### PROBLEM DESCRIPTION
Look below and pull out each line with the word "Small".

### PROVIDED RECORDS

*****

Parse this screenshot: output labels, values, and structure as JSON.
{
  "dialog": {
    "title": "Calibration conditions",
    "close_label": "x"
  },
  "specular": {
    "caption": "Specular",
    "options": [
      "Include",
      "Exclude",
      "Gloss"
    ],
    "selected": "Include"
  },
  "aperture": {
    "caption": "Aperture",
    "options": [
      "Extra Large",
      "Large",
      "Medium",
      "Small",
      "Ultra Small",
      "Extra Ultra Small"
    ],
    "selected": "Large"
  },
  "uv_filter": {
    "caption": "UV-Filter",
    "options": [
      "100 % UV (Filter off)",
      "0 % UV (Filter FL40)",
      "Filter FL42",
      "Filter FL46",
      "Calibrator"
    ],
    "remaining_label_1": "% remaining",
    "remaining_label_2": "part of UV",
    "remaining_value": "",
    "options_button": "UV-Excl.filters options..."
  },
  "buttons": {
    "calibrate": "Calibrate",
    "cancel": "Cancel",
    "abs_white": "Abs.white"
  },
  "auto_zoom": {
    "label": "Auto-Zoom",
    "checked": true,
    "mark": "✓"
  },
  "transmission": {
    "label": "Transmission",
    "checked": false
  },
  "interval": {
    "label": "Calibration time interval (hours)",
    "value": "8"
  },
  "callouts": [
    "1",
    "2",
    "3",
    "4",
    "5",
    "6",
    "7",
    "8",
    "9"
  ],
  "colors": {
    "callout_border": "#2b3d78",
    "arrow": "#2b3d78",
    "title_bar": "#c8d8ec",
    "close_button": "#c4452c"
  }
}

*****

### ANSWER TO THE TASK
      "Small",
      "Ultra Small",
      "Extra Ultra Small"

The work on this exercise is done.